---------- Records supplied

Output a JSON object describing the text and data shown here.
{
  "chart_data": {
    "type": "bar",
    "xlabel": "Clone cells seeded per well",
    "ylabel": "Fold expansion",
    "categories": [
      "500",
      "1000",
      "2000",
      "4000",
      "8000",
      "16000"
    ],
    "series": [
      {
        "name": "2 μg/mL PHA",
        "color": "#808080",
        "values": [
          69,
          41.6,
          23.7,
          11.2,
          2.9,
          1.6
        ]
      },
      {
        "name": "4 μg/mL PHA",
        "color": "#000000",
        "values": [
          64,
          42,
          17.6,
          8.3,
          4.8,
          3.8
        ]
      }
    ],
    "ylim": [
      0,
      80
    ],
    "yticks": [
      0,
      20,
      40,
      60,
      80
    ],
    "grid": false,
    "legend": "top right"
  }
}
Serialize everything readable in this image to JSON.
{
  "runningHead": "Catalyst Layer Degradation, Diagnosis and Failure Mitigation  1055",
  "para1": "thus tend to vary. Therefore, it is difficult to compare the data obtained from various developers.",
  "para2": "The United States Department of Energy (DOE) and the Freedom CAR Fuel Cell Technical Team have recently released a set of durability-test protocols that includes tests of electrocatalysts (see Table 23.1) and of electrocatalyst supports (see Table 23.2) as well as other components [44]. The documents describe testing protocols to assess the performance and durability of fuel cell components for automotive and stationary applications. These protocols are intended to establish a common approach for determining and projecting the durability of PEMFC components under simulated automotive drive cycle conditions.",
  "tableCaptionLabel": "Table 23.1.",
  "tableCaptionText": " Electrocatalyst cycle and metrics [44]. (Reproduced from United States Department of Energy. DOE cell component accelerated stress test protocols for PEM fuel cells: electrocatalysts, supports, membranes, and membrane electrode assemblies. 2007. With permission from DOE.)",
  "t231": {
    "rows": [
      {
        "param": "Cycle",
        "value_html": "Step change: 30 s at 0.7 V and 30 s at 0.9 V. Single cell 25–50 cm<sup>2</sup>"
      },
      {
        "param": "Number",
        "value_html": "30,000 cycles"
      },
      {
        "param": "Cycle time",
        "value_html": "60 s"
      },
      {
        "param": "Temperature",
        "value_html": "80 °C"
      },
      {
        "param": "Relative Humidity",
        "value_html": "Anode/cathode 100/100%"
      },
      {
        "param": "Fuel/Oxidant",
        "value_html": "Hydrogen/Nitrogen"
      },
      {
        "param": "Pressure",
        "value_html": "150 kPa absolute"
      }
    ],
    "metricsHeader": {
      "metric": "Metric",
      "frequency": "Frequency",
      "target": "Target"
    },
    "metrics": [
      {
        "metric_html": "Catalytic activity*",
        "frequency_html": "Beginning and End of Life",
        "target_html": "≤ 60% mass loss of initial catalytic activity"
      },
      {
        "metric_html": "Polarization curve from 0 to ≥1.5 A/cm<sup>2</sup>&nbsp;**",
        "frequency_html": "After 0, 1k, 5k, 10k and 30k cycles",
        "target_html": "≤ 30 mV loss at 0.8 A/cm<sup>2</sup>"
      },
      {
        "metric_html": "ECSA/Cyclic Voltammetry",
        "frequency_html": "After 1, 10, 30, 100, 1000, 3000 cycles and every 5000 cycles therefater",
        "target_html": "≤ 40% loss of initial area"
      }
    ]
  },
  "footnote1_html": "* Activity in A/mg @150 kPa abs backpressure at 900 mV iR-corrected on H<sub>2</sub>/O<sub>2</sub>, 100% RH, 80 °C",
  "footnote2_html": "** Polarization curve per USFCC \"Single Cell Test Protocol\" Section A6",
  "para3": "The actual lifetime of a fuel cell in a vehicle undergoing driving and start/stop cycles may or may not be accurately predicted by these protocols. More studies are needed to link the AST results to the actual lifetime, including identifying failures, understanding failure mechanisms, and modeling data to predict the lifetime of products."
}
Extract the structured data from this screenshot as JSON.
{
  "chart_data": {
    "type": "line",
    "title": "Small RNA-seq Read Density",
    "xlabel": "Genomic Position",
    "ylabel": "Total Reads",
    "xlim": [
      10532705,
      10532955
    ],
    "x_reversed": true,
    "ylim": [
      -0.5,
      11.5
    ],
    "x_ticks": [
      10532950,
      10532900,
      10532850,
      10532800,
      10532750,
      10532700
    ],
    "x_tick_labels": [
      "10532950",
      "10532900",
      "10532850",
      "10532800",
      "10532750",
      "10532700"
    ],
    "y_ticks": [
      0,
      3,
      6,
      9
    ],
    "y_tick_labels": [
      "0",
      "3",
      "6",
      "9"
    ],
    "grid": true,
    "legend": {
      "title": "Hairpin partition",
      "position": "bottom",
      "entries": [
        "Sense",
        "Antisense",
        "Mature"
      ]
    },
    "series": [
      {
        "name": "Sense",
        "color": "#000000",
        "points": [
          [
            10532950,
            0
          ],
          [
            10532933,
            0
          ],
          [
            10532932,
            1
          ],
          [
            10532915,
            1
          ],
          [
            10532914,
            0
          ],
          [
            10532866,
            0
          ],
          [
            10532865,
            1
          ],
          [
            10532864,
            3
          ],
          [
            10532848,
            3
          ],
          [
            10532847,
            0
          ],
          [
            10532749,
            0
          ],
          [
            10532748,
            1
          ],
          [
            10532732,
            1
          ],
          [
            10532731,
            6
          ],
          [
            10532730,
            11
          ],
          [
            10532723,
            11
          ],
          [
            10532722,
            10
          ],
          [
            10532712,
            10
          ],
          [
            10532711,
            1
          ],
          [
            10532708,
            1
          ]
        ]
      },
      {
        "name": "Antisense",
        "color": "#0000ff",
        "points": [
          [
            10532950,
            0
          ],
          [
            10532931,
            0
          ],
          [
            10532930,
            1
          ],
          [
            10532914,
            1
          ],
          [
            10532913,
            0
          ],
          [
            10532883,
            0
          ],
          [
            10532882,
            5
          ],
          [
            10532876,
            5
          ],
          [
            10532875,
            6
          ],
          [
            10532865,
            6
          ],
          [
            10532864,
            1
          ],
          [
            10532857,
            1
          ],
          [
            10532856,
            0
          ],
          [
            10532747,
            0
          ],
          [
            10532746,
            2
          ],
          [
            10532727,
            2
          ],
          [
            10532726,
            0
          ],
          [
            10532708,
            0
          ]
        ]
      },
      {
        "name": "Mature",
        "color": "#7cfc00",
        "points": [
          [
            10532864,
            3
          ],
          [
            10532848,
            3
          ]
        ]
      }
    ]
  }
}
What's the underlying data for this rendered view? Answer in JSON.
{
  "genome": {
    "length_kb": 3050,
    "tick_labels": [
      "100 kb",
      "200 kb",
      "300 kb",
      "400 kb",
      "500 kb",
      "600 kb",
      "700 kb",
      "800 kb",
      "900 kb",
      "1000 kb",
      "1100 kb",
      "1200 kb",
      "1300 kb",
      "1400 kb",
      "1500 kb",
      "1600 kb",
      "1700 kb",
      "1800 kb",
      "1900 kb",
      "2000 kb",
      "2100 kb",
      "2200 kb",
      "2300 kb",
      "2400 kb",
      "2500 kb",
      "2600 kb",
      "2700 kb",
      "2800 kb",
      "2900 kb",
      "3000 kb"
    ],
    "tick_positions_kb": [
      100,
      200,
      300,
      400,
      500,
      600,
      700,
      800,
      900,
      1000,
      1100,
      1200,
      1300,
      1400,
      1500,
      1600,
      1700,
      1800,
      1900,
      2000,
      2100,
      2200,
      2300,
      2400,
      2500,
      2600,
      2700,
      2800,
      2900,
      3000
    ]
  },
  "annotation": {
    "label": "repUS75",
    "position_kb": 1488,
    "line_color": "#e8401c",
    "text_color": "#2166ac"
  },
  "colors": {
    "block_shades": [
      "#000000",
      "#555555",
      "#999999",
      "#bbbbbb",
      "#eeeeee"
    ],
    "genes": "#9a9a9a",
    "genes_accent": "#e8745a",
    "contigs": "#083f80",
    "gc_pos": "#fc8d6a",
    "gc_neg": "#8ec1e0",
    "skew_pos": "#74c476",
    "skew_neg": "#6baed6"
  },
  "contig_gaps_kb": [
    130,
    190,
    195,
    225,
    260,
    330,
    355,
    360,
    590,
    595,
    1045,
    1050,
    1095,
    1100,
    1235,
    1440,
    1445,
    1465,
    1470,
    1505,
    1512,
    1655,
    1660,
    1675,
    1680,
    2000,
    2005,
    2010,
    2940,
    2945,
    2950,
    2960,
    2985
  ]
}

--------------------

- Work instructions -
Lines holding "cells": copy each one from the records above.

- Solution -
    "xlabel": "Clone cells seeded per well",
  "tableCaptionText": " Electrocatalyst cycle and metrics [44]. (Reproduced from United States Department of Energy. DOE cell component accelerated stress test protocols for PEM fuel cells: electrocatalysts, supports, membranes, and membrane electrode assemblies. 2007. With permission from DOE.)",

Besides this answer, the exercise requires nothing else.